Begin MATERIAL PROVIDED
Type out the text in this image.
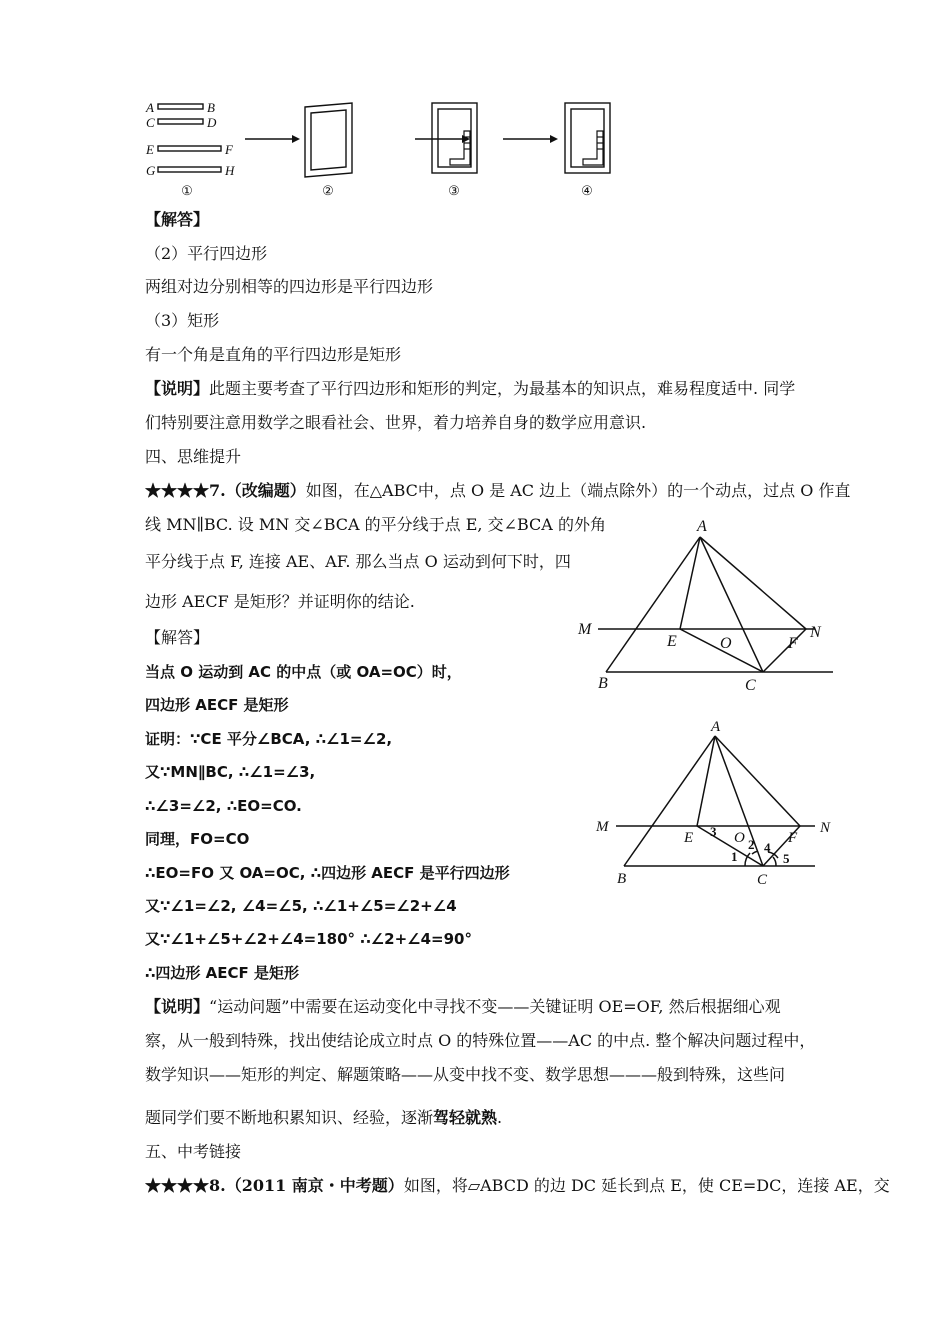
A
C
E
G
B
D
F
H
①	②	③	④
【解答】
（2）平行四边形
两组对边分别相等的四边形是平行四边形
（3）矩形
有一个角是直角的平行四边形是矩形
【说明】此题主要考查了平行四边形和矩形的判定，为最基本的知识点，难易程度适中. 同学
们特别要注意用数学之眼看社会、世界，着力培养自身的数学应用意识.
四、思维提升
★★★★7.（改编题）如图，在△ABC中，点 O 是 AC 边上（端点除外）的一个动点，过点 O 作直
线 MN∥BC. 设 MN 交∠BCA 的平分线于点 E, 交∠BCA 的外角
平分线于点 F, 连接 AE、AF. 那么当点 O 运动到何下时，四
边形 AECF 是矩形？并证明你的结论.
【解答】
当点 O 运动到 AC 的中点（或 OA=OC）时，
四边形 AECF 是矩形
证明：∵CE 平分∠BCA, ∴∠1=∠2,
又∵MN∥BC, ∴∠1=∠3,
∴∠3=∠2, ∴EO=CO.
同理，FO=CO
∴EO=FO 又 OA=OC, ∴四边形 AECF 是平行四边形
又∵∠1=∠2, ∠4=∠5, ∴∠1+∠5=∠2+∠4
又∵∠1+∠5+∠2+∠4=180° ∴∠2+∠4=90°
∴四边形 AECF 是矩形
【说明】“运动问题”中需要在运动变化中寻找不变——关键证明 OE=OF, 然后根据细心观
察，从一般到特殊，找出使结论成立时点 O 的特殊位置——AC 的中点. 整个解决问题过程中，
数学知识——矩形的判定、解题策略——从变中找不变、数学思想———般到特殊，这些问
题同学们要不断地积累知识、经验，逐渐驾轻就熟.
五、中考链接
★★★★8.（2011 南京・中考题）如图，将▱ABCD 的边 DC 延长到点 E，使 CE=DC，连接 AE，交
A
M	N
E	O	F
B	C
A
M	N
E	O	F
B	C
1
2
3
4
5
End MATERIAL PROVIDED
◆ **OBJECTIVE**
Output the records above exactly; leave out the pictures.

◆ **PROBLEM SOLUTION**
Type out the text in this image.
A
C
E
G
B
D
F
H
①	②	③	④
【解答】
（2）平行四边形
两组对边分别相等的四边形是平行四边形
（3）矩形
有一个角是直角的平行四边形是矩形
【说明】此题主要考查了平行四边形和矩形的判定，为最基本的知识点，难易程度适中. 同学
们特别要注意用数学之眼看社会、世界，着力培养自身的数学应用意识.
四、思维提升
★★★★7.（改编题）如图，在△ABC中，点 O 是 AC 边上（端点除外）的一个动点，过点 O 作直
线 MN∥BC. 设 MN 交∠BCA 的平分线于点 E, 交∠BCA 的外角
平分线于点 F, 连接 AE、AF. 那么当点 O 运动到何下时，四
边形 AECF 是矩形？并证明你的结论.
【解答】
当点 O 运动到 AC 的中点（或 OA=OC）时，
四边形 AECF 是矩形
证明：∵CE 平分∠BCA, ∴∠1=∠2,
又∵MN∥BC, ∴∠1=∠3,
∴∠3=∠2, ∴EO=CO.
同理，FO=CO
∴EO=FO 又 OA=OC, ∴四边形 AECF 是平行四边形
又∵∠1=∠2, ∠4=∠5, ∴∠1+∠5=∠2+∠4
又∵∠1+∠5+∠2+∠4=180° ∴∠2+∠4=90°
∴四边形 AECF 是矩形
【说明】“运动问题”中需要在运动变化中寻找不变——关键证明 OE=OF, 然后根据细心观
察，从一般到特殊，找出使结论成立时点 O 的特殊位置——AC 的中点. 整个解决问题过程中，
数学知识——矩形的判定、解题策略——从变中找不变、数学思想———般到特殊，这些问
题同学们要不断地积累知识、经验，逐渐驾轻就熟.
五、中考链接
★★★★8.（2011 南京・中考题）如图，将▱ABCD 的边 DC 延长到点 E，使 CE=DC，连接 AE，交
A
M	N
E	O	F
B	C
A
M	N
E	O	F
B	C
1
2
3
4
5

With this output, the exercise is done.